▶ WRITTEN EXERCISE
Pictures don't belong in the copy; print all the records exactly.

Figure collection entries:
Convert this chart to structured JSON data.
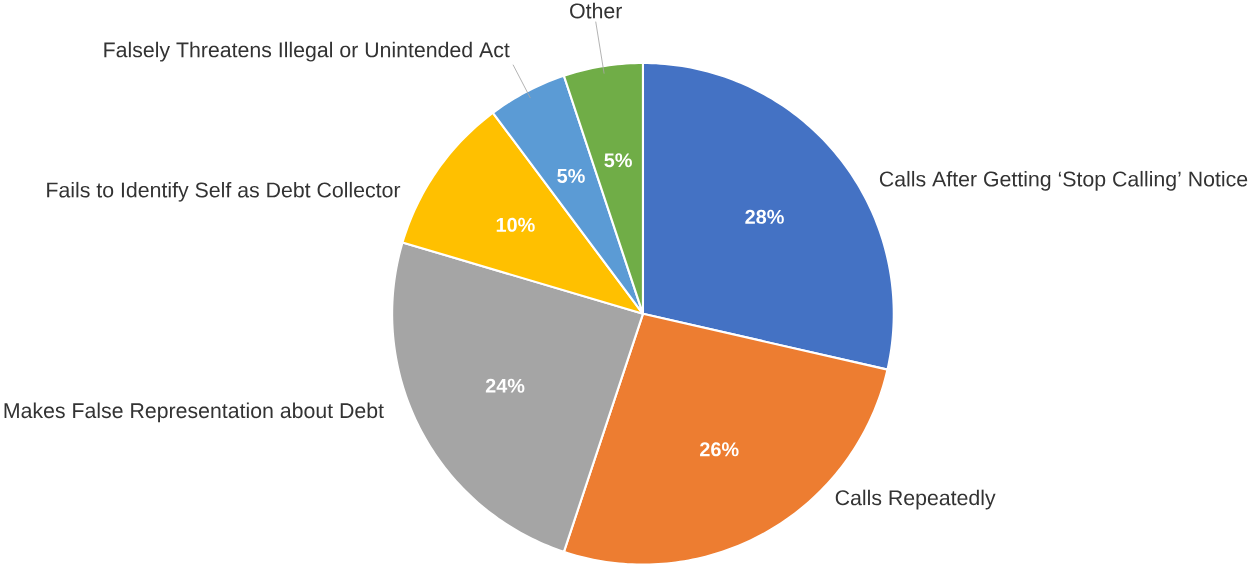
{
  "chart_data": {
    "type": "pie",
    "categories": [
      "Calls After Getting ‘Stop Calling’ Notice",
      "Calls Repeatedly",
      "Makes False Representation about Debt",
      "Fails to Identify Self as Debt Collector",
      "Falsely Threatens Illegal or Unintended Act",
      "Other"
    ],
    "values": [
      28,
      26,
      24,
      10,
      5,
      5
    ],
    "colors": [
      "#4472c4",
      "#ed7d31",
      "#a5a5a5",
      "#ffc000",
      "#5b9bd5",
      "#70ad47"
    ],
    "value_labels": [
      "28%",
      "26%",
      "24%",
      "10%",
      "5%",
      "5%"
    ]
  }
}
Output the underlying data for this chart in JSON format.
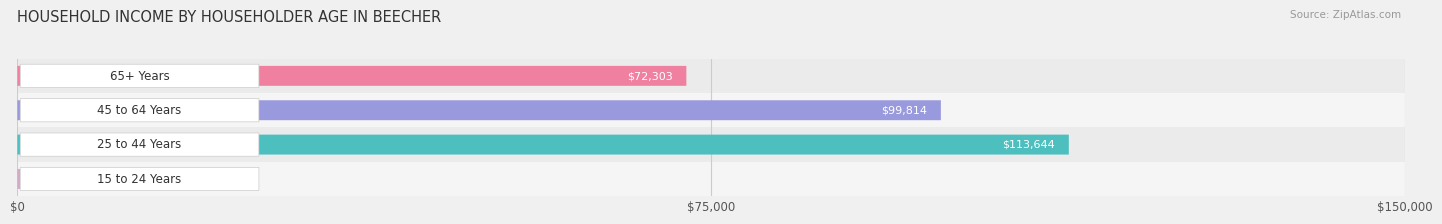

▶ TASK OUTPUT
Convert this chart to structured JSON data.
{
  "chart_data": {
    "type": "pie",
    "categories": [
      "Calls After Getting ‘Stop Calling’ Notice",
      "Calls Repeatedly",
      "Makes False Representation about Debt",
      "Fails to Identify Self as Debt Collector",
      "Falsely Threatens Illegal or Unintended Act",
      "Other"
    ],
    "values": [
      28,
      26,
      24,
      10,
      5,
      5
    ],
    "colors": [
      "#4472c4",
      "#ed7d31",
      "#a5a5a5",
      "#ffc000",
      "#5b9bd5",
      "#70ad47"
    ],
    "value_labels": [
      "28%",
      "26%",
      "24%",
      "10%",
      "5%",
      "5%"
    ]
  }
}
Output the underlying data for this chart in JSON format.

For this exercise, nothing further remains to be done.